Directive>
Copy out all lines in the data below containing the string "jakie".

[Saved entries]
------------------------
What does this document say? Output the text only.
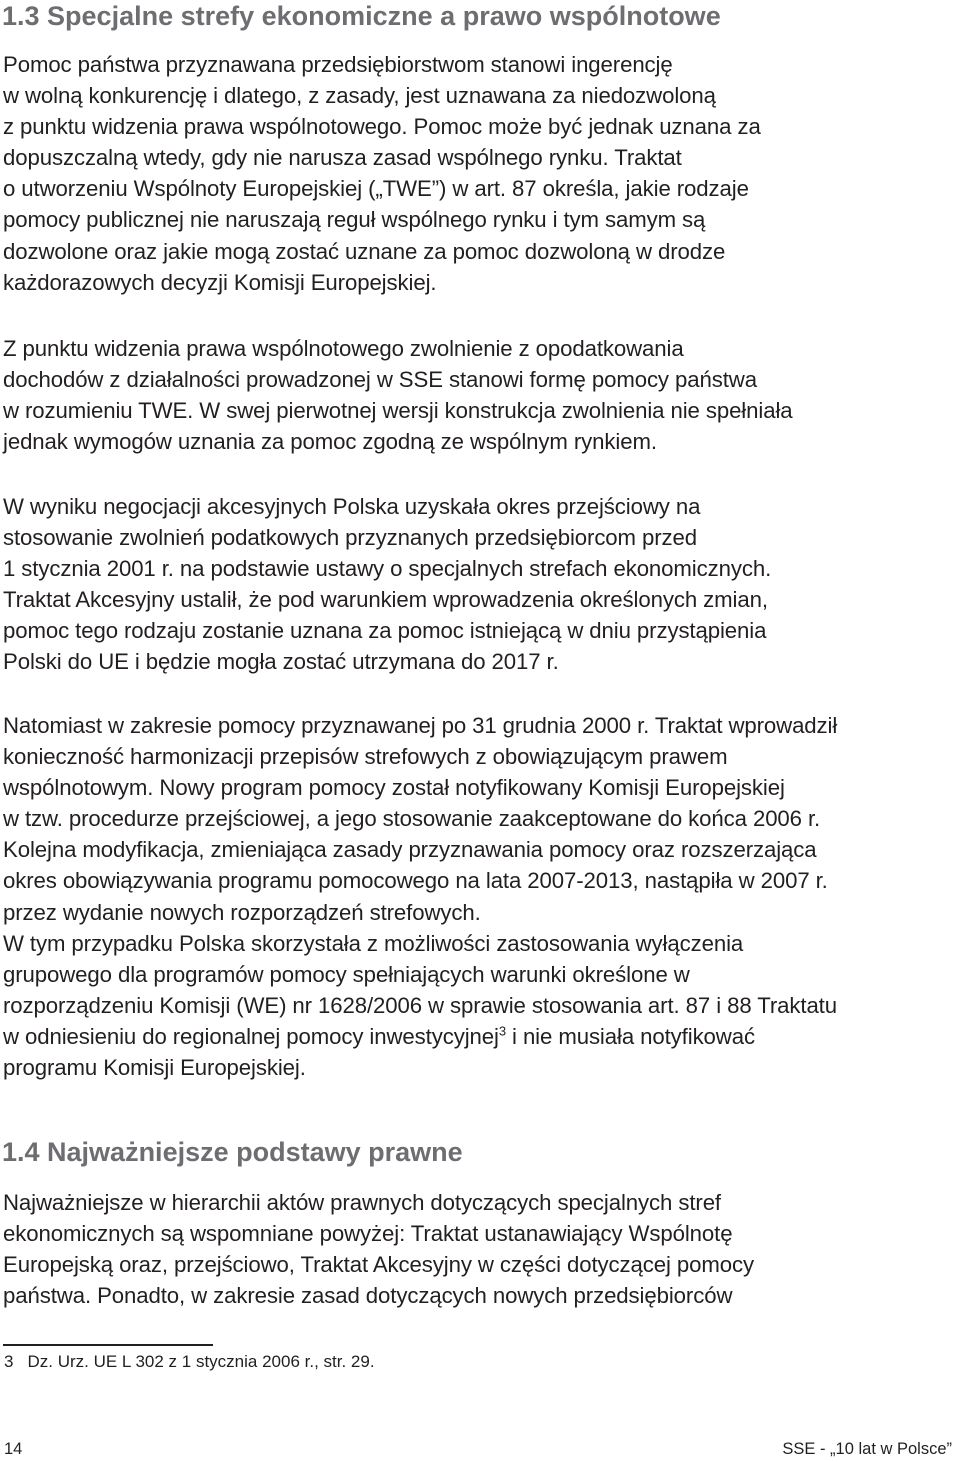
1.3 Specjalne strefy ekonomiczne a prawo wspólnotowe

Pomoc państwa przyznawana przedsiębiorstwom stanowi ingerencję
w wolną konkurencję i dlatego, z zasady, jest uznawana za niedozwoloną
z punktu widzenia prawa wspólnotowego. Pomoc może być jednak uznana za
dopuszczalną wtedy, gdy nie narusza zasad wspólnego rynku. Traktat
o utworzeniu Wspólnoty Europejskiej („TWE”) w art. 87 określa, jakie rodzaje
pomocy publicznej nie naruszają reguł wspólnego rynku i tym samym są
dozwolone oraz jakie mogą zostać uznane za pomoc dozwoloną w drodze
każdorazowych decyzji Komisji Europejskiej.

Z punktu widzenia prawa wspólnotowego zwolnienie z opodatkowania
dochodów z działalności prowadzonej w SSE stanowi formę pomocy państwa
w rozumieniu TWE. W swej pierwotnej wersji konstrukcja zwolnienia nie spełniała
jednak wymogów uznania za pomoc zgodną ze wspólnym rynkiem.

W wyniku negocjacji akcesyjnych Polska uzyskała okres przejściowy na
stosowanie zwolnień podatkowych przyznanych przedsiębiorcom przed
1 stycznia 2001 r. na podstawie ustawy o specjalnych strefach ekonomicznych.
Traktat Akcesyjny ustalił, że pod warunkiem wprowadzenia określonych zmian,
pomoc tego rodzaju zostanie uznana za pomoc istniejącą w dniu przystąpienia
Polski do UE i będzie mogła zostać utrzymana do 2017 r.

Natomiast w zakresie pomocy przyznawanej po 31 grudnia 2000 r. Traktat wprowadził
konieczność harmonizacji przepisów strefowych z obowiązującym prawem
wspólnotowym. Nowy program pomocy został notyfikowany Komisji Europejskiej
w tzw. procedurze przejściowej, a jego stosowanie zaakceptowane do końca 2006 r.
Kolejna modyfikacja, zmieniająca zasady przyznawania pomocy oraz rozszerzająca
okres obowiązywania programu pomocowego na lata 2007-2013, nastąpiła w 2007 r.
przez wydanie nowych rozporządzeń strefowych.
W tym przypadku Polska skorzystała z możliwości zastosowania wyłączenia
grupowego dla programów pomocy spełniających warunki określone w
rozporządzeniu Komisji (WE) nr 1628/2006 w sprawie stosowania art. 87 i 88 Traktatu
w odniesieniu do regionalnej pomocy inwestycyjnej$^3$ i nie musiała notyfikować
programu Komisji Europejskiej.

1.4 Najważniejsze podstawy prawne

Najważniejsze w hierarchii aktów prawnych dotyczących specjalnych stref
ekonomicznych są wspomniane powyżej: Traktat ustanawiający Wspólnotę
Europejską oraz, przejściowo, Traktat Akcesyjny w części dotyczącej pomocy
państwa. Ponadto, w zakresie zasad dotyczących nowych przedsiębiorców

3 Dz. Urz. UE L 302 z 1 stycznia 2006 r., str. 29.
14	SSE - „10 lat w Polsce”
------------------------
Reply>
o utworzeniu Wspólnoty Europejskiej („TWE”) w art. 87 określa, jakie rodzaje
dozwolone oraz jakie mogą zostać uznane za pomoc dozwoloną w drodze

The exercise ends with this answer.